→ PROBLEMS
1. Answer these questions using the article on the fight over France's labour law reform:
(a) What has the main trade union federation said it will do?
(b) On what date were the nationwide demonstrations bigger than the previous ones?
(c) Who drew up the terms of the laws?
2. Reproduce word for word the part of the article on the fight over France's labour law reform starting with "The so-called socialist" and going on through "and young people.".

→ EXTRACT PROVIDED
________
Clare Doyle is a member of the Committee for a Workers’ International.
Fight against Valls/Hollande Government Intensifies
Far from abating, the battle over France’s labour law reform has intensified. The Hollande-Valls government has said it will impose the changes. The main trade union federation has said it will fight to the end.
Most of the country’s oil refineries are blocked, in spite of police attacks with tear-gas and truncheons and most forms of transport are now grinding to a halt. The nationwide demonstrations of 26 May were bigger than the previous ones – in some cases twice as big. Young people at France’s secondary schools and universities have still been demonstrating their anger at the government, in spite of the approach of important exams.
The so-called socialist government has talked of ’softening’ the terms of the laws drawn up by Labour Minister, Myriam El Khomri. Given his continuing unpopularity, Francois Hollande has begun to worry about his chances of success in next year’s presidential election, which could see the leader of the far-right National Front reach the second round. But few believe the government is prepared to back down, acting as they are in collusion with the top bosses of industry to maintain profits, regardless of how hard they make life for workers and young people.
________
→ SUPPLIED DATA
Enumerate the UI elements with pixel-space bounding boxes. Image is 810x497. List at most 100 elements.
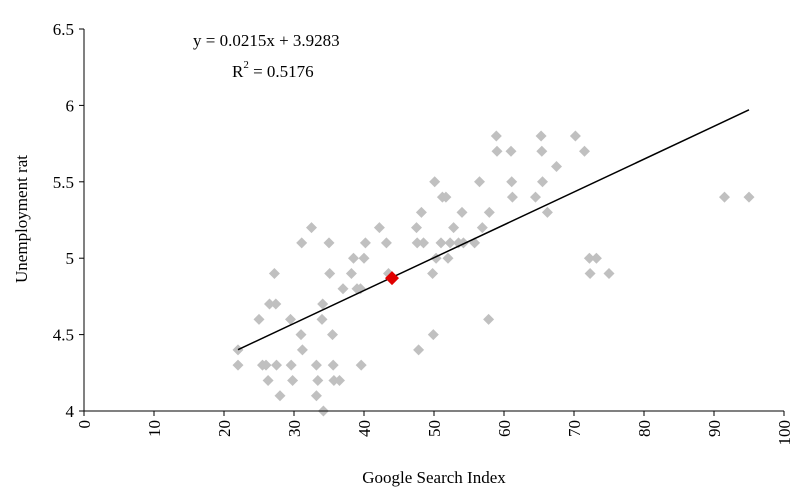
________
→ ANSWERS TO THE EXERCISE
1.
(a) It has said it will fight to the end.
(b) 26 May.
(c) Labour Minister Myriam El Khomri.

2.
The so-called socialist government has talked of ’softening’ the terms of the laws drawn up by Labour Minister, Myriam El Khomri. Given his continuing unpopularity, Francois Hollande has begun to worry about his chances of success in next year’s presidential election, which could see the leader of the far-right National Front reach the second round. But few believe the government is prepared to back down, acting as they are in collusion with the top bosses of industry to maintain profits, regardless of how hard they make life for workers and young people.